Supplied information -
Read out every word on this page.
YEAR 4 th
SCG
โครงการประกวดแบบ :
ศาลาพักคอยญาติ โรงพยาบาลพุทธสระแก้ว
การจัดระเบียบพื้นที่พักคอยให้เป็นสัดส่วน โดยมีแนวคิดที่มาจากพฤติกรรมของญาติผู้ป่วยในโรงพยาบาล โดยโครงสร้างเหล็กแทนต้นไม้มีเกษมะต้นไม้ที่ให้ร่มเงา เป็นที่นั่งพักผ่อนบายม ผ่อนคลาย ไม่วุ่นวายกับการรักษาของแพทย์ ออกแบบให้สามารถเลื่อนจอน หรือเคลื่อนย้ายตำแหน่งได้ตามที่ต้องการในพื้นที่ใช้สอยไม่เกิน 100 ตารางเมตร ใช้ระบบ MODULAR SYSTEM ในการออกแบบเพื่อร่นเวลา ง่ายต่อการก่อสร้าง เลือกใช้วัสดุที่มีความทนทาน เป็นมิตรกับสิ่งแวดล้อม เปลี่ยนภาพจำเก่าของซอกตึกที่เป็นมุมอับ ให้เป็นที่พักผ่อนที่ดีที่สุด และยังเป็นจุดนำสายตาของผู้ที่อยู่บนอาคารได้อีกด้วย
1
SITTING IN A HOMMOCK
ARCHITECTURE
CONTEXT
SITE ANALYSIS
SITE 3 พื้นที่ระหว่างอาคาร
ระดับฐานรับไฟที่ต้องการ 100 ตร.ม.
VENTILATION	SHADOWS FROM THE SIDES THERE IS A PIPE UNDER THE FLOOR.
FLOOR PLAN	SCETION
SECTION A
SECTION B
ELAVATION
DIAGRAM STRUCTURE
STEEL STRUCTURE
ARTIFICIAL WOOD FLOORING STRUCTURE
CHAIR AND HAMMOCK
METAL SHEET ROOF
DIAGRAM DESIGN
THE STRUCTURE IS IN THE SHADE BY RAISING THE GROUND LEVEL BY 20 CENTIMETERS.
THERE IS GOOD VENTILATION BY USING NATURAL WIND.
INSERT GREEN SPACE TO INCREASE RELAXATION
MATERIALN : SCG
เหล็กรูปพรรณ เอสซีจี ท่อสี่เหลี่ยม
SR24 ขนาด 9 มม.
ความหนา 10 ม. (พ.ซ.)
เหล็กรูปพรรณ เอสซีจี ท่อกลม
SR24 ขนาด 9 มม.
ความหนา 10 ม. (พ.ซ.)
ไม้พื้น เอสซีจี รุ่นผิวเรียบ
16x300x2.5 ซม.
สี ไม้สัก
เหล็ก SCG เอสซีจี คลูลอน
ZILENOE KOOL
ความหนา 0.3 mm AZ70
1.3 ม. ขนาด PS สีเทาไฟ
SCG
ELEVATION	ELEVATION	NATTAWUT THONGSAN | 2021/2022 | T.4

Written request -
Reproduce each line of the material above precisely.

Final result -
Read out every word on this page.
YEAR 4 th
SCG
โครงการประกวดแบบ :
ศาลาพักคอยญาติ โรงพยาบาลพุทธสระแก้ว
การจัดระเบียบพื้นที่พักคอยให้เป็นสัดส่วน โดยมีแนวคิดที่มาจากพฤติกรรมของญาติผู้ป่วยในโรงพยาบาล โดยโครงสร้างเหล็กแทนต้นไม้มีเกษมะต้นไม้ที่ให้ร่มเงา เป็นที่นั่งพักผ่อนบายม ผ่อนคลาย ไม่วุ่นวายกับการรักษาของแพทย์ ออกแบบให้สามารถเลื่อนจอน หรือเคลื่อนย้ายตำแหน่งได้ตามที่ต้องการในพื้นที่ใช้สอยไม่เกิน 100 ตารางเมตร ใช้ระบบ MODULAR SYSTEM ในการออกแบบเพื่อร่นเวลา ง่ายต่อการก่อสร้าง เลือกใช้วัสดุที่มีความทนทาน เป็นมิตรกับสิ่งแวดล้อม เปลี่ยนภาพจำเก่าของซอกตึกที่เป็นมุมอับ ให้เป็นที่พักผ่อนที่ดีที่สุด และยังเป็นจุดนำสายตาของผู้ที่อยู่บนอาคารได้อีกด้วย
1
SITTING IN A HOMMOCK
ARCHITECTURE
CONTEXT
SITE ANALYSIS
SITE 3 พื้นที่ระหว่างอาคาร
ระดับฐานรับไฟที่ต้องการ 100 ตร.ม.
VENTILATION	SHADOWS FROM THE SIDES THERE IS A PIPE UNDER THE FLOOR.
FLOOR PLAN	SCETION
SECTION A
SECTION B
ELAVATION
DIAGRAM STRUCTURE
STEEL STRUCTURE
ARTIFICIAL WOOD FLOORING STRUCTURE
CHAIR AND HAMMOCK
METAL SHEET ROOF
DIAGRAM DESIGN
THE STRUCTURE IS IN THE SHADE BY RAISING THE GROUND LEVEL BY 20 CENTIMETERS.
THERE IS GOOD VENTILATION BY USING NATURAL WIND.
INSERT GREEN SPACE TO INCREASE RELAXATION
MATERIALN : SCG
เหล็กรูปพรรณ เอสซีจี ท่อสี่เหลี่ยม
SR24 ขนาด 9 มม.
ความหนา 10 ม. (พ.ซ.)
เหล็กรูปพรรณ เอสซีจี ท่อกลม
SR24 ขนาด 9 มม.
ความหนา 10 ม. (พ.ซ.)
ไม้พื้น เอสซีจี รุ่นผิวเรียบ
16x300x2.5 ซม.
สี ไม้สัก
เหล็ก SCG เอสซีจี คลูลอน
ZILENOE KOOL
ความหนา 0.3 mm AZ70
1.3 ม. ขนาด PS สีเทาไฟ
SCG
ELEVATION	ELEVATION	NATTAWUT THONGSAN | 2021/2022 | T.4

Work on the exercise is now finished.